- _WHAT YOU HAVE TO DO_:
Pick out the lines containing "icon".

[begin DATA RECORDS]

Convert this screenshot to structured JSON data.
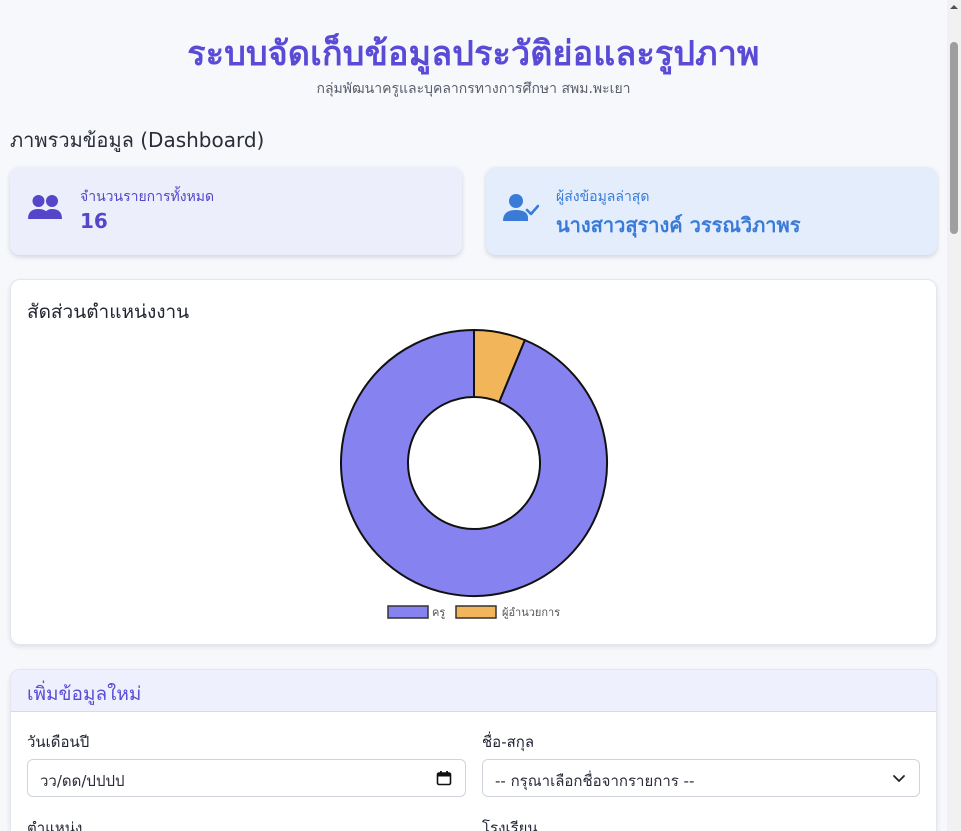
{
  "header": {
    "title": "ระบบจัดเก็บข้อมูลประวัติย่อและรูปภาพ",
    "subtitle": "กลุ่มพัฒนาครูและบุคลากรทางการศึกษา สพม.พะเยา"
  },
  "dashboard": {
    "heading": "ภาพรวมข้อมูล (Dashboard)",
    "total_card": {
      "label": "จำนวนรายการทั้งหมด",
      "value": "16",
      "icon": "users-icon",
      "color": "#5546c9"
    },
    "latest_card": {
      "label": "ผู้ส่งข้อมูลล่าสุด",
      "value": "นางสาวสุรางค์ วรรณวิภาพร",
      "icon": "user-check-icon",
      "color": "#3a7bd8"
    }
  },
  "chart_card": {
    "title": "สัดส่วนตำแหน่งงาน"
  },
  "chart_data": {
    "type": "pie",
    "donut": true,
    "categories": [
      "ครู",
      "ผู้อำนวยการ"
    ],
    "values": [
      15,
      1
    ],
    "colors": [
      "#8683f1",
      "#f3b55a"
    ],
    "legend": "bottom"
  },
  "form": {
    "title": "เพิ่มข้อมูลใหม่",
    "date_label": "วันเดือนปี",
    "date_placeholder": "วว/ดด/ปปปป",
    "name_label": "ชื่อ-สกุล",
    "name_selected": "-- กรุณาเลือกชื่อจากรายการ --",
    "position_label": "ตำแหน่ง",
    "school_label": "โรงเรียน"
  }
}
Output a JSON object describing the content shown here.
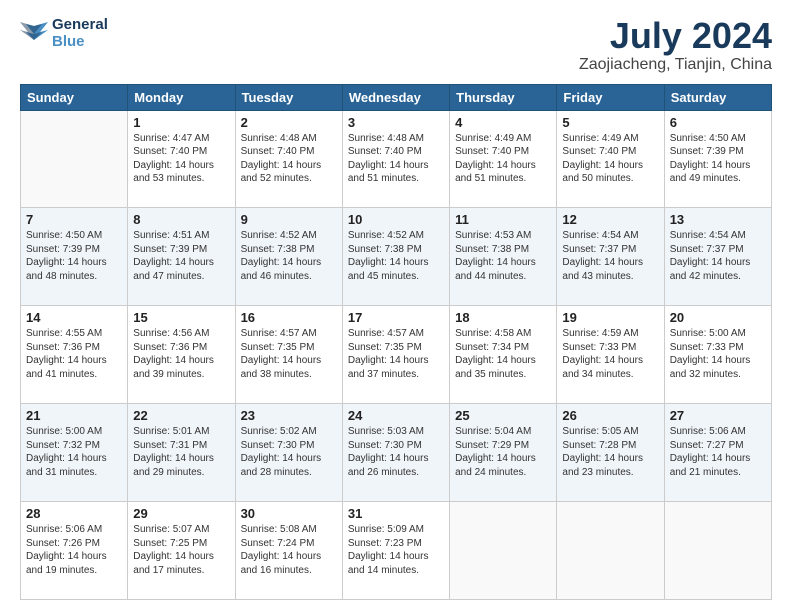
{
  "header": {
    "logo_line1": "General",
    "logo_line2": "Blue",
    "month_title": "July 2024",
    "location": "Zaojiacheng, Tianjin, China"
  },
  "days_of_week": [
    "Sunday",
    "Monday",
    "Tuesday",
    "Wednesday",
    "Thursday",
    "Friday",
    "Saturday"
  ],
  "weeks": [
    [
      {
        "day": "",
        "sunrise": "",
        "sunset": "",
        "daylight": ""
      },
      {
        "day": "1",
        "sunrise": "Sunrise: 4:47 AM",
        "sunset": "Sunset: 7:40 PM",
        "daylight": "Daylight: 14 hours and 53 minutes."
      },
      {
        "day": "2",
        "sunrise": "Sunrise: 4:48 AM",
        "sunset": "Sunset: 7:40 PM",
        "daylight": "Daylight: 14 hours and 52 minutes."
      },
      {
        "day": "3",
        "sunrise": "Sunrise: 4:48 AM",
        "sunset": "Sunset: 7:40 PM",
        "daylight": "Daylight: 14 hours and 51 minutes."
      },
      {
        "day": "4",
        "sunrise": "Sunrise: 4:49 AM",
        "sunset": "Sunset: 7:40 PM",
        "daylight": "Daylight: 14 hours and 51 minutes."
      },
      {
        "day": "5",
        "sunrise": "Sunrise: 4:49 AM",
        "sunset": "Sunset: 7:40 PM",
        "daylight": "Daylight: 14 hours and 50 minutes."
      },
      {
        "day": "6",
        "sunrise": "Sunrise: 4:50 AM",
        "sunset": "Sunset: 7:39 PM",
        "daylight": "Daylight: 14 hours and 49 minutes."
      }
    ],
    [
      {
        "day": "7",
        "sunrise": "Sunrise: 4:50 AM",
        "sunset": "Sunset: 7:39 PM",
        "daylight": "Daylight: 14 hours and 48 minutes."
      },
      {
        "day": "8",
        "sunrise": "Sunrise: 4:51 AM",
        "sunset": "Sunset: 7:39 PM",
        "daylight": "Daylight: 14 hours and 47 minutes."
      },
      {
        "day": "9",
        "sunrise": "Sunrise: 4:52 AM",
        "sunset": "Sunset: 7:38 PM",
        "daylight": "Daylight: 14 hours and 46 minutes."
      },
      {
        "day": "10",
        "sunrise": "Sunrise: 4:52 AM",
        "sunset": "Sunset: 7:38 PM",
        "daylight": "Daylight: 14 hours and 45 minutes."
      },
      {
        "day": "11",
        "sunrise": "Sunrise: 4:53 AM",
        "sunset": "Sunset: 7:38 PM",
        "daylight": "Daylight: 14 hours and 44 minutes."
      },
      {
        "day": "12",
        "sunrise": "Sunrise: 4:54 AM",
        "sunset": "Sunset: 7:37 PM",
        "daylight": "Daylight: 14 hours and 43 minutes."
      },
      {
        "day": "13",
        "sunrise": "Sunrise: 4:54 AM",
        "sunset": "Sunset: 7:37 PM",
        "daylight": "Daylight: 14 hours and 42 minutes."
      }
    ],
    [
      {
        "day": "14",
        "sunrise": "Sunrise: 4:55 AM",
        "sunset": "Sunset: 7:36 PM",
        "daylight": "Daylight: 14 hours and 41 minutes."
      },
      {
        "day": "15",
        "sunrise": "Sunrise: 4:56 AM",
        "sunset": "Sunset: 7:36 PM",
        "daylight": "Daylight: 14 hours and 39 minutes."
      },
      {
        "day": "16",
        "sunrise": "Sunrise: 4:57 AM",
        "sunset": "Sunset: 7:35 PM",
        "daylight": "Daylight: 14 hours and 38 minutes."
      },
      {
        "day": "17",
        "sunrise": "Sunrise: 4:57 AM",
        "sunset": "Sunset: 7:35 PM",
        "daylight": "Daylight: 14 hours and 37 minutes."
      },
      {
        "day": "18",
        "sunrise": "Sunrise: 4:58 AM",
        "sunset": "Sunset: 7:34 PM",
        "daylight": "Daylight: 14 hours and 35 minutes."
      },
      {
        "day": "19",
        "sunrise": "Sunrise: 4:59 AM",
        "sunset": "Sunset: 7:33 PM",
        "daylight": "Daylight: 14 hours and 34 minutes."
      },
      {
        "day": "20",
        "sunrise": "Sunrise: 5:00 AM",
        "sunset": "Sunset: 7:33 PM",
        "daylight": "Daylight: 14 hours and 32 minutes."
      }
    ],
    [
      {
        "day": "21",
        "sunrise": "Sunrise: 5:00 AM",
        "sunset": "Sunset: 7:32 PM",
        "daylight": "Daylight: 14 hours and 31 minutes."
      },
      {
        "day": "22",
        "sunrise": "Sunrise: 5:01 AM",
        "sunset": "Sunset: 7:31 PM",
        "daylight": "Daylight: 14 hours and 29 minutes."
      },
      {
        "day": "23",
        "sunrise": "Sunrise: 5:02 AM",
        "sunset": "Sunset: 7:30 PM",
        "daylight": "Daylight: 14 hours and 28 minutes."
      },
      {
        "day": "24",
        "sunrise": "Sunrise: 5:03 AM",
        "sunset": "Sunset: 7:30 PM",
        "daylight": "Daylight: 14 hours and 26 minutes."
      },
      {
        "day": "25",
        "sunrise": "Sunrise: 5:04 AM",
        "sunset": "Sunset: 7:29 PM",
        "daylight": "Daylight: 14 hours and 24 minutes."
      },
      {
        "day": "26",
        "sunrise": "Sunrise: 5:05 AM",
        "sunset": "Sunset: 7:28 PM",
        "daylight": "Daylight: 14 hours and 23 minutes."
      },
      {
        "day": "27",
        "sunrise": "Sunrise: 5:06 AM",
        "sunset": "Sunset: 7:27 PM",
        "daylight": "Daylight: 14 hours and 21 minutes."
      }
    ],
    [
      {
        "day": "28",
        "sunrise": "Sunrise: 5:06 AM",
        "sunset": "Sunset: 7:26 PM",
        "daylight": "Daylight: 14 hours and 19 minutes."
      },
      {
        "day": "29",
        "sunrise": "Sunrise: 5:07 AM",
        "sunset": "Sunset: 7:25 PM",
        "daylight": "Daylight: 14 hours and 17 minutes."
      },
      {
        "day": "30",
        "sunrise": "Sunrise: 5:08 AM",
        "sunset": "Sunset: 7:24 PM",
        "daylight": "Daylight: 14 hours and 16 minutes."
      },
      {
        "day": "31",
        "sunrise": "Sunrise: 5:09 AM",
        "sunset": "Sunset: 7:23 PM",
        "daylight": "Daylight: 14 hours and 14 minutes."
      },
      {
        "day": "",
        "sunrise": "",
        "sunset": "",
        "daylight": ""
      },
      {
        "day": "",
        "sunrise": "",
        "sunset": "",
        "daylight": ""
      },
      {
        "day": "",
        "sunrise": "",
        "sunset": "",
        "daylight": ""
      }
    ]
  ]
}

[end DATA RECORDS]

- _FINAL RESULT_:
      "icon": "users-icon",
      "icon": "user-check-icon",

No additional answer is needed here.